SUPPLIED DATA:
***

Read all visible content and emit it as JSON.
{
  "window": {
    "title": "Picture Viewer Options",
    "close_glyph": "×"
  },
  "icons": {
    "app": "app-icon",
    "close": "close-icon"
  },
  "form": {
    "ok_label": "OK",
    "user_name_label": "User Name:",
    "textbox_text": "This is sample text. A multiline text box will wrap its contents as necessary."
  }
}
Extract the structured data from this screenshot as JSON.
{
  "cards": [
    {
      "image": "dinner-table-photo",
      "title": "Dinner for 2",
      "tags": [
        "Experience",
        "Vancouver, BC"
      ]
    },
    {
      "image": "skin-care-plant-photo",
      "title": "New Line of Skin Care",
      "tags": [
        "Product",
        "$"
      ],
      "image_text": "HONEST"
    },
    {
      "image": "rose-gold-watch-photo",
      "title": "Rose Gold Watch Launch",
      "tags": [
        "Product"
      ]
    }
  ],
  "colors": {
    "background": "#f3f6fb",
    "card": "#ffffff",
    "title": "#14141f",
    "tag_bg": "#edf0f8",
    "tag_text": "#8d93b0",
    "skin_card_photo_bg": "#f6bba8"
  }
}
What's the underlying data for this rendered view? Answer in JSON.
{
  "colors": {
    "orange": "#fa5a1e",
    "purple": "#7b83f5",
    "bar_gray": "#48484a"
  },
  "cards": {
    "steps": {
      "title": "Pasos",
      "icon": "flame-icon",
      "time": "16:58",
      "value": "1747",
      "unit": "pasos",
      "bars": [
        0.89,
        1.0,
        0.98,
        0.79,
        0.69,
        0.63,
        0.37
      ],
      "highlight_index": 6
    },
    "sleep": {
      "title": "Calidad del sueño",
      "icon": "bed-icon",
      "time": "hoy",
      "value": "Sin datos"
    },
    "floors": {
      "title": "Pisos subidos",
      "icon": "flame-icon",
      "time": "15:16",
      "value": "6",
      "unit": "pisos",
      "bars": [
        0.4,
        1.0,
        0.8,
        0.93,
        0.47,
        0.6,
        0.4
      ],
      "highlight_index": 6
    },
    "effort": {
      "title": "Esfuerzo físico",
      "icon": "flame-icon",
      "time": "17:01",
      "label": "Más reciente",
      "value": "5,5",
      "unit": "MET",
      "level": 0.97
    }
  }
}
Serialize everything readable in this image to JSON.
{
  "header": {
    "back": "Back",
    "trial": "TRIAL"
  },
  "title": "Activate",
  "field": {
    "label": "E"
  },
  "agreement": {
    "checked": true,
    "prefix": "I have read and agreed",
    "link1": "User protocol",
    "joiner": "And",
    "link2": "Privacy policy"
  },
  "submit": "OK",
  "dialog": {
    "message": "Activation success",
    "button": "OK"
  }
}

***

WHAT YOU ARE ASKED TO DO: For this exercise, please retype exactly the lines in the listing from the line with "Serialize everything readable" through its last line, both ends included.

SOLUTION TO THIS TASK:
Serialize everything readable in this image to JSON.
{
  "header": {
    "back": "Back",
    "trial": "TRIAL"
  },
  "title": "Activate",
  "field": {
    "label": "E"
  },
  "agreement": {
    "checked": true,
    "prefix": "I have read and agreed",
    "link1": "User protocol",
    "joiner": "And",
    "link2": "Privacy policy"
  },
  "submit": "OK",
  "dialog": {
    "message": "Activation success",
    "button": "OK"
  }
}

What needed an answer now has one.